* start *

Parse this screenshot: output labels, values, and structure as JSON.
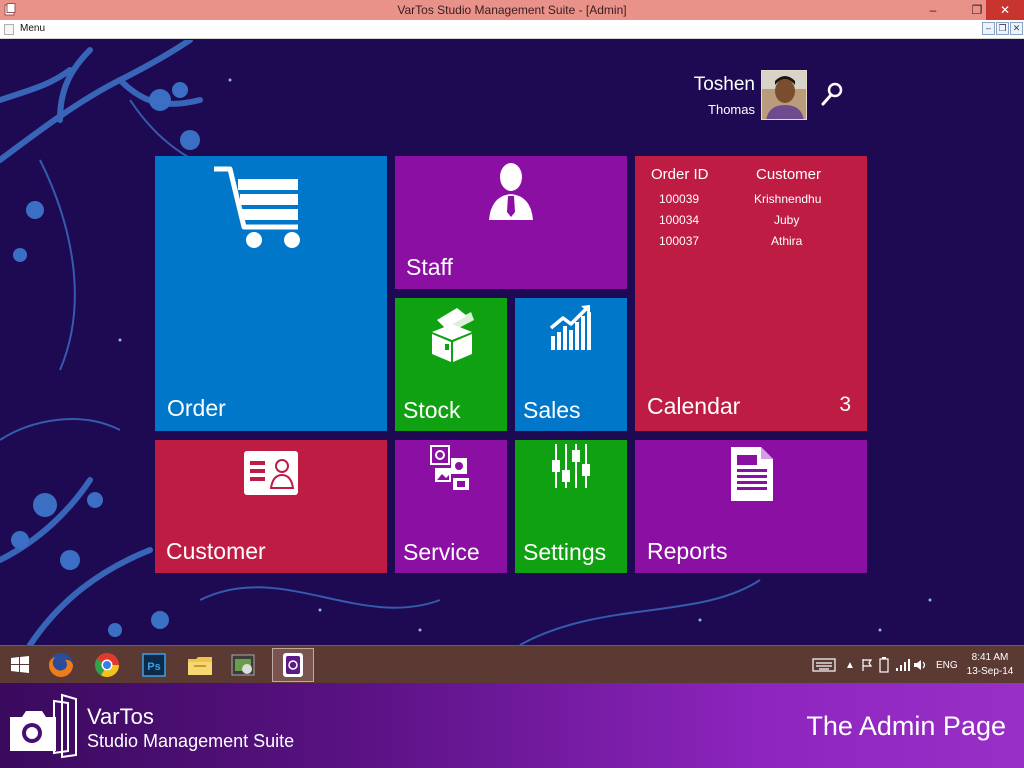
{
  "window": {
    "title": "VarTos Studio Management Suite  - [Admin]",
    "minimize": "–",
    "restore": "❐",
    "close": "✕"
  },
  "menubar": {
    "menu_label": "Menu",
    "mdi_minimize": "–",
    "mdi_restore": "❐",
    "mdi_close": "✕"
  },
  "user": {
    "first_name": "Toshen",
    "last_name": "Thomas"
  },
  "tiles": {
    "order": "Order",
    "staff": "Staff",
    "stock": "Stock",
    "sales": "Sales",
    "calendar": "Calendar",
    "calendar_count": "3",
    "customer": "Customer",
    "service": "Service",
    "settings": "Settings",
    "reports": "Reports"
  },
  "calendar_table": {
    "headers": [
      "Order ID",
      "Customer"
    ],
    "rows": [
      [
        "100039",
        "Krishnendhu"
      ],
      [
        "100034",
        "Juby"
      ],
      [
        "100037",
        "Athira"
      ]
    ]
  },
  "taskbar": {
    "lang": "ENG",
    "time": "8:41 AM",
    "date": "13-Sep-14"
  },
  "banner": {
    "brand": "VarTos",
    "tagline": "Studio Management Suite",
    "page_name": "The Admin Page"
  },
  "colors": {
    "background": "#1d0a52",
    "blue_tile": "#0077c8",
    "purple_tile": "#8a0fa2",
    "red_tile": "#be1c43",
    "green_tile": "#10a112",
    "title_bar": "#e8928a"
  },
  "icons": [
    "shopping-cart-icon",
    "person-icon",
    "stock-box-icon",
    "sales-chart-icon",
    "contact-card-icon",
    "service-media-icon",
    "sliders-icon",
    "document-icon",
    "search-icon",
    "camera-logo-icon"
  ]
}
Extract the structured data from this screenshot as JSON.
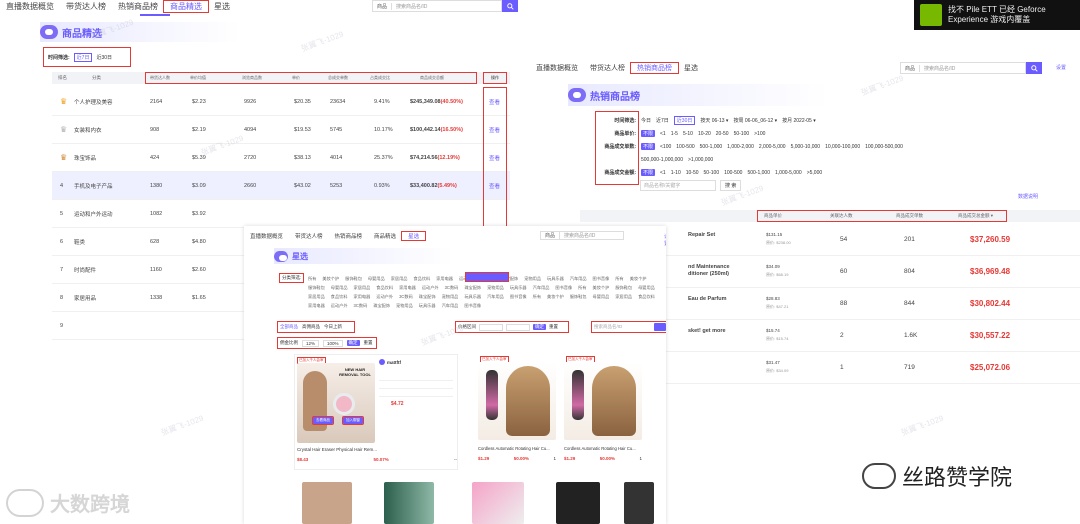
{
  "win1": {
    "nav": [
      "直播数据概览",
      "带货达人榜",
      "热销商品榜",
      "商品精选",
      "星选"
    ],
    "search": {
      "select": "商品",
      "placeholder": "搜索商品名/ID"
    },
    "settings": "设置",
    "title": "商品精选",
    "time_label": "时间筛选:",
    "time_opts": [
      "近7日",
      "近30日"
    ],
    "headers": [
      "排名",
      "分类",
      "带货达人数",
      "单价均值",
      "浏览商品数",
      "单价",
      "总成交单数",
      "占类成交比",
      "商品成交总额",
      "操作"
    ],
    "rows": [
      {
        "rank": "",
        "cat": "个人护理及美容",
        "a": "2164",
        "b": "$2.23",
        "c": "9926",
        "d": "$20.35",
        "e": "23634",
        "f": "9.41%",
        "total": "$245,349.08",
        "pct": "(40.50%)",
        "op": "查看"
      },
      {
        "rank": "",
        "cat": "女装和内衣",
        "a": "908",
        "b": "$2.19",
        "c": "4094",
        "d": "$19.53",
        "e": "5745",
        "f": "10.17%",
        "total": "$100,442.14",
        "pct": "(16.50%)",
        "op": "查看"
      },
      {
        "rank": "",
        "cat": "珠宝饰品",
        "a": "424",
        "b": "$5.39",
        "c": "2720",
        "d": "$38.13",
        "e": "4014",
        "f": "25.37%",
        "total": "$74,214.56",
        "pct": "(12.19%)",
        "op": "查看"
      },
      {
        "rank": "4",
        "cat": "手机及电子产品",
        "a": "1380",
        "b": "$3.09",
        "c": "2660",
        "d": "$43.02",
        "e": "5253",
        "f": "0.93%",
        "total": "$33,400.82",
        "pct": "(5.49%)",
        "op": "查看"
      },
      {
        "rank": "5",
        "cat": "运动和户外运动",
        "a": "1082",
        "b": "$3.92",
        "c": "",
        "d": "",
        "e": "",
        "f": "",
        "total": "",
        "pct": "",
        "op": ""
      },
      {
        "rank": "6",
        "cat": "鞋类",
        "a": "628",
        "b": "$4.80",
        "c": "",
        "d": "",
        "e": "",
        "f": "",
        "total": "",
        "pct": "",
        "op": ""
      },
      {
        "rank": "7",
        "cat": "时尚配件",
        "a": "1160",
        "b": "$2.60",
        "c": "",
        "d": "",
        "e": "",
        "f": "",
        "total": "",
        "pct": "",
        "op": ""
      },
      {
        "rank": "8",
        "cat": "家居用品",
        "a": "1338",
        "b": "$1.65",
        "c": "",
        "d": "",
        "e": "",
        "f": "",
        "total": "",
        "pct": "",
        "op": ""
      },
      {
        "rank": "9",
        "cat": "",
        "a": "",
        "b": "",
        "c": "",
        "d": "",
        "e": "",
        "f": "",
        "total": "",
        "pct": "",
        "op": ""
      }
    ]
  },
  "win2": {
    "nav": [
      "直播数据概览",
      "带货达人榜",
      "热销商品榜",
      "星选"
    ],
    "search": {
      "select": "商品",
      "placeholder": "搜索商品名/ID"
    },
    "settings": "设置",
    "title": "热销商品榜",
    "f_time": "时间筛选:",
    "time_opts": [
      "今日",
      "近7日",
      "近30日",
      "按天 06-13 ▾",
      "按周 06-06_06-12 ▾",
      "按月 2022-05 ▾"
    ],
    "f_price": "商品单价:",
    "price_opts": [
      "不限",
      "<1",
      "1-5",
      "5-10",
      "10-20",
      "20-50",
      "50-100",
      ">100"
    ],
    "f_orders": "商品成交单数:",
    "orders_opts": [
      "不限",
      "<100",
      "100-500",
      "500-1,000",
      "1,000-2,000",
      "2,000-5,000",
      "5,000-10,000",
      "10,000-100,000",
      "100,000-500,000"
    ],
    "orders_opts2": [
      "500,000-1,000,000",
      ">1,000,000"
    ],
    "f_gmv": "商品成交金额:",
    "gmv_opts": [
      "不限",
      "<1",
      "1-10",
      "10-50",
      "50-100",
      "100-500",
      "500-1,000",
      "1,000-5,000",
      ">5,000"
    ],
    "name_placeholder": "商品名称/关键字",
    "search_btn": "搜 索",
    "export": "数据说明",
    "headers": [
      "商品单价",
      "关联达人数",
      "商品成交单数",
      "商品成交总金额 ▾"
    ],
    "rows": [
      {
        "name": "Repair Set",
        "price": "$131.15",
        "price2": "原价: $238.00",
        "n": "54",
        "orders": "201",
        "gmv": "$37,260.59"
      },
      {
        "name": "nd Maintenance ditioner (250ml)",
        "price": "$34.09",
        "price2": "原价: $68.19",
        "n": "60",
        "orders": "804",
        "gmv": "$36,969.48"
      },
      {
        "name": "Eau de Parfum",
        "price": "$28.83",
        "price2": "原价: $47.21",
        "n": "88",
        "orders": "844",
        "gmv": "$30,802.44"
      },
      {
        "name": "sket!  get more",
        "price": "$15.74",
        "price2": "原价: $15.74",
        "n": "2",
        "orders": "1.6K",
        "gmv": "$30,557.22"
      },
      {
        "name": "",
        "price": "$31.47",
        "price2": "原价: $34.09",
        "n": "1",
        "orders": "719",
        "gmv": "$25,072.06"
      }
    ]
  },
  "win3": {
    "nav": [
      "直播数据概览",
      "带货达人榜",
      "热销商品榜",
      "商品精选",
      "星选"
    ],
    "search": {
      "select": "商品",
      "placeholder": "搜索商品名/ID"
    },
    "settings": "设置",
    "title": "星选",
    "cat_label": "分类筛选:",
    "cats1": [
      "所有",
      "美妆个护",
      "服饰鞋包",
      "母婴用品",
      "家居用品",
      "食品饮料",
      "家用电器",
      "运动户外",
      "3C数码",
      "珠宝配饰",
      "宠物用品",
      "玩具乐器",
      "汽车用品",
      "图书音像"
    ],
    "tabs": [
      "全部商品",
      "高佣商品",
      "今日上新"
    ],
    "range_label": "佣金比例",
    "range_a": "12%",
    "range_b": "100%",
    "confirm": "确定",
    "reset": "重置",
    "price_label": "价格区间",
    "kw_placeholder": "搜索商品名/ID",
    "shop": "mattftf",
    "price": "$4.72",
    "newhair": "NEW HAIR REMOVAL TOOL",
    "btn1": "去看商品",
    "btn2": "加入橱窗",
    "products": [
      {
        "name": "Crystal Hair Eraser Physical Hair Rem...",
        "p": "$8.43",
        "c": "50.07%",
        "s": "--"
      },
      {
        "name": "Cordless Automatic Rotating Hair Cu...",
        "p": "$1.29",
        "c": "50.00%",
        "s": "1"
      },
      {
        "name": "Cordless Automatic Rotating Hair Cu...",
        "p": "$1.29",
        "c": "50.00%",
        "s": "1"
      }
    ],
    "tag": "已加入千人会审"
  },
  "corner": {
    "line1": "找不 Pile ETT 已经 Geforce",
    "line2": "Experience 游戏内覆盖"
  },
  "watermark": "张翼飞-1029",
  "brand_left": "大数跨境",
  "brand_right": "丝路赞学院"
}
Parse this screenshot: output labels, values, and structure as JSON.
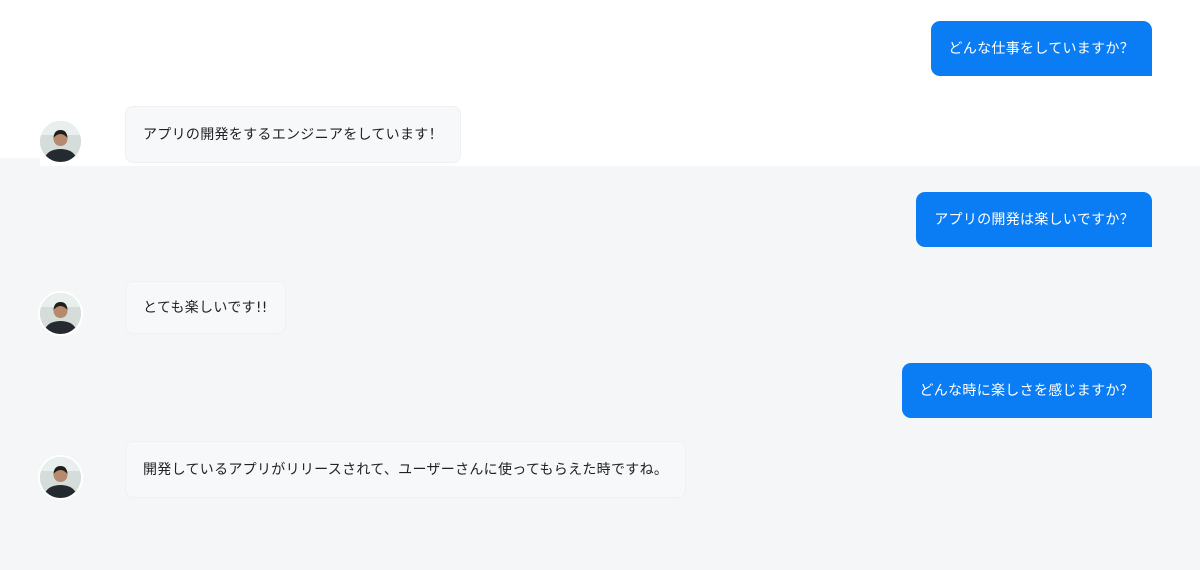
{
  "conversation": [
    {
      "role": "user",
      "text": "どんな仕事をしていますか？"
    },
    {
      "role": "bot",
      "text": "アプリの開発をするエンジニアをしています！",
      "avatar_icon": "person-avatar-icon"
    },
    {
      "role": "user",
      "text": "アプリの開発は楽しいですか？"
    },
    {
      "role": "bot",
      "text": "とても楽しいです!!",
      "avatar_icon": "person-avatar-icon"
    },
    {
      "role": "user",
      "text": "どんな時に楽しさを感じますか？"
    },
    {
      "role": "bot",
      "text": "開発しているアプリがリリースされて、ユーザーさんに使ってもらえた時ですね。",
      "avatar_icon": "person-avatar-icon"
    }
  ],
  "colors": {
    "user_bubble": "#0a7df5",
    "user_text": "#ffffff",
    "bot_bubble": "#f7f8fa",
    "bot_text": "#222222",
    "background_top": "#ffffff",
    "background_bottom": "#f5f6f8"
  }
}
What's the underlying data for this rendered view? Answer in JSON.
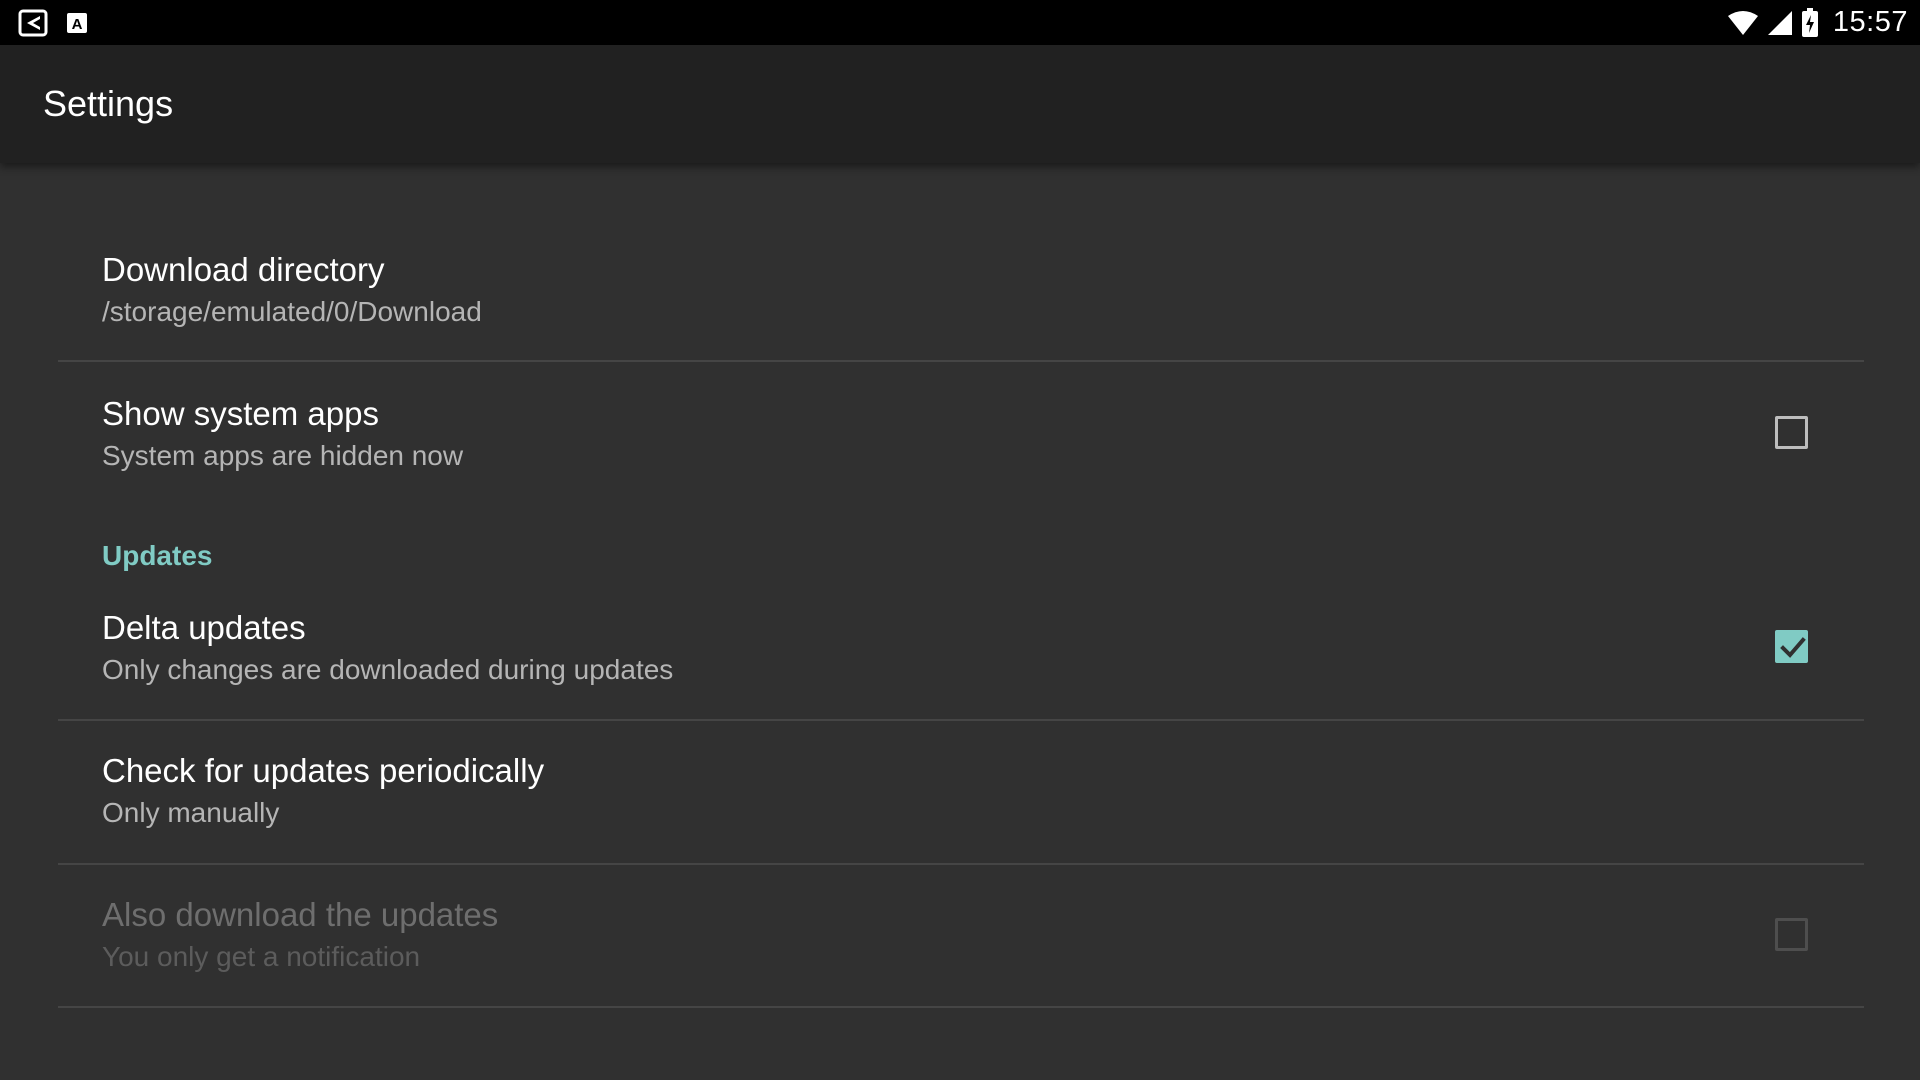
{
  "status_bar": {
    "left_icons": [
      "app-notification-icon",
      "keyboard-a-icon"
    ],
    "right_icons": [
      "wifi-icon",
      "cell-signal-icon",
      "battery-charging-icon"
    ],
    "time": "15:57"
  },
  "toolbar": {
    "title": "Settings"
  },
  "colors": {
    "accent": "#80cbc4",
    "background": "#303030",
    "toolbar": "#212121",
    "status_bar": "#000000"
  },
  "settings": {
    "download_directory": {
      "title": "Download directory",
      "summary": "/storage/emulated/0/Download"
    },
    "show_system_apps": {
      "title": "Show system apps",
      "summary": "System apps are hidden now",
      "checked": false
    },
    "updates_category": "Updates",
    "delta_updates": {
      "title": "Delta updates",
      "summary": "Only changes are downloaded during updates",
      "checked": true
    },
    "check_periodically": {
      "title": "Check for updates periodically",
      "summary": "Only manually"
    },
    "also_download": {
      "title": "Also download the updates",
      "summary": "You only get a notification",
      "checked": false,
      "enabled": false
    }
  }
}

* end *

Exercise description
Report all lines of the material that contain the word "ffffff".

Solution to this exercise
    "user_text": "#ffffff",
    "background_top": "#ffffff",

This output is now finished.